In the listing that follows, how many lines contain "pour"? Give the number only.

A block of data
+ + + +

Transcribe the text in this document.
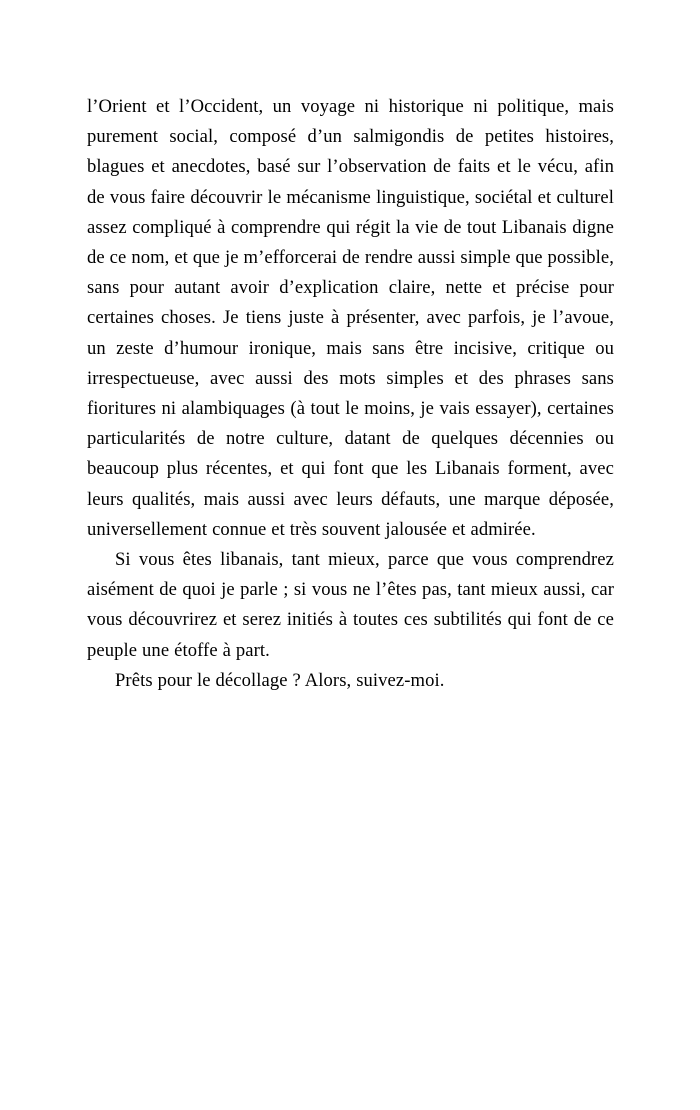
l’Orient et l’Occident, un voyage ni historique ni politique, mais purement social, composé d’un salmigondis de petites histoires, blagues et anecdotes, basé sur l’observation de faits et le vécu, afin de vous faire découvrir le mécanisme linguistique, sociétal et culturel assez compliqué à comprendre qui régit la vie de tout Libanais digne de ce nom, et que je m’efforcerai de rendre aussi simple que possible, sans pour autant avoir d’explication claire, nette et précise pour certaines choses. Je tiens juste à présenter, avec parfois, je l’avoue, un zeste d’humour ironique, mais sans être incisive, critique ou irrespectueuse, avec aussi des mots simples et des phrases sans fioritures ni alambiquages (à tout le moins, je vais essayer), certaines particularités de notre culture, datant de quelques décennies ou beaucoup plus récentes, et qui font que les Libanais forment, avec leurs qualités, mais aussi avec leurs défauts, une marque déposée, universellement connue et très souvent jalousée et admirée.

Si vous êtes libanais, tant mieux, parce que vous comprendrez aisément de quoi je parle ; si vous ne l’êtes pas, tant mieux aussi, car vous découvrirez et serez initiés à toutes ces subtilités qui font de ce peuple une étoffe à part.

Prêts pour le décollage ? Alors, suivez-moi.
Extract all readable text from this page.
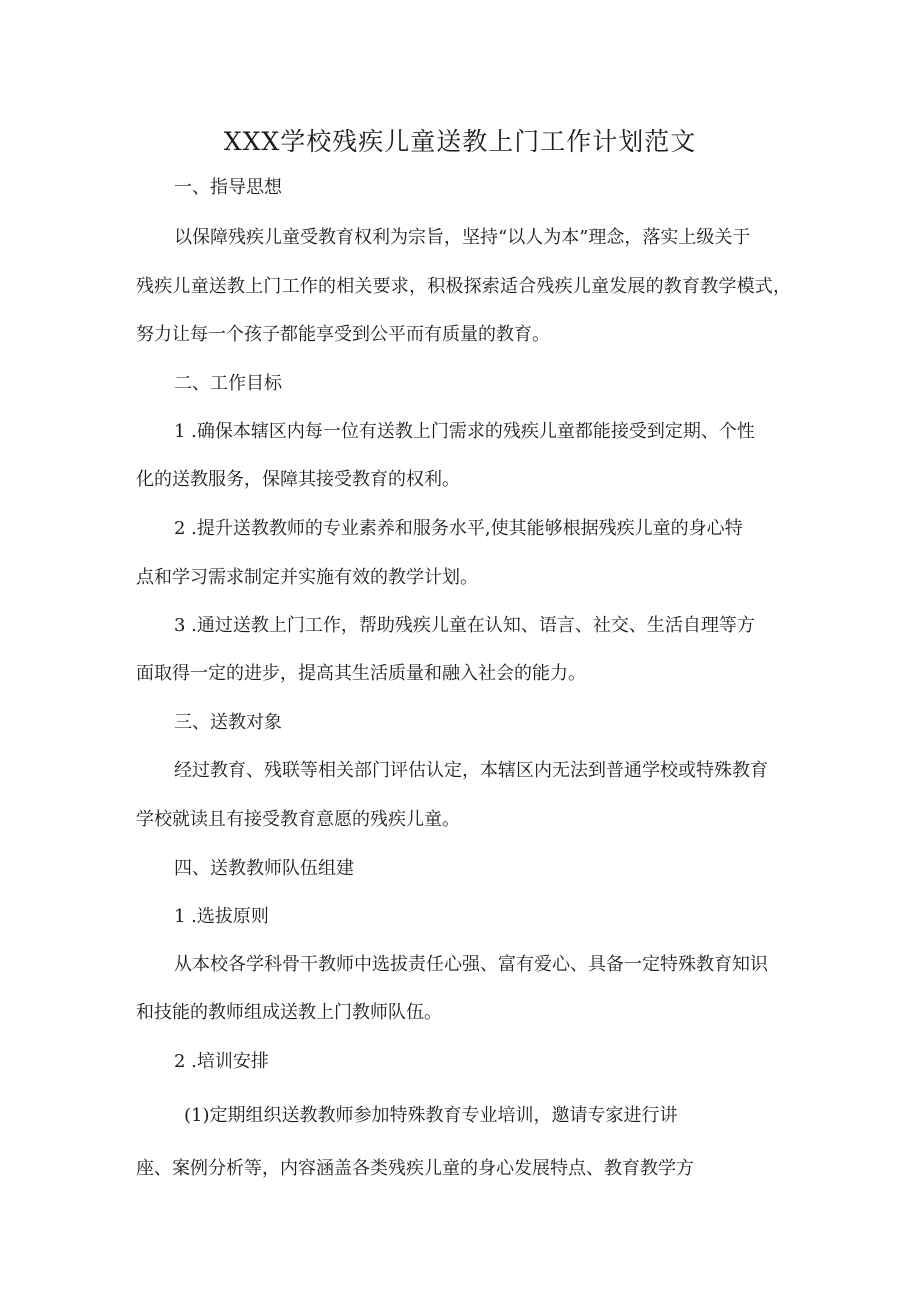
XXX学校残疾儿童送教上门工作计划范文
一、指导思想
以保障残疾儿童受教育权利为宗旨，坚持“以人为本”理念，落实上级关于
残疾儿童送教上门工作的相关要求，积极探索适合残疾儿童发展的教育教学模式，
努力让每一个孩子都能享受到公平而有质量的教育。
二、工作目标
1 .确保本辖区内每一位有送教上门需求的残疾儿童都能接受到定期、个性
化的送教服务，保障其接受教育的权利。
2 .提升送教教师的专业素养和服务水平,使其能够根据残疾儿童的身心特
点和学习需求制定并实施有效的教学计划。
3 .通过送教上门工作，帮助残疾儿童在认知、语言、社交、生活自理等方
面取得一定的进步，提高其生活质量和融入社会的能力。
三、送教对象
经过教育、残联等相关部门评估认定，本辖区内无法到普通学校或特殊教育
学校就读且有接受教育意愿的残疾儿童。
四、送教教师队伍组建
1 .选拔原则
从本校各学科骨干教师中选拔责任心强、富有爱心、具备一定特殊教育知识
和技能的教师组成送教上门教师队伍。
2 .培训安排
(1)定期组织送教教师参加特殊教育专业培训，邀请专家进行讲
座、案例分析等，内容涵盖各类残疾儿童的身心发展特点、教育教学方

+ + + +

**Written response**
2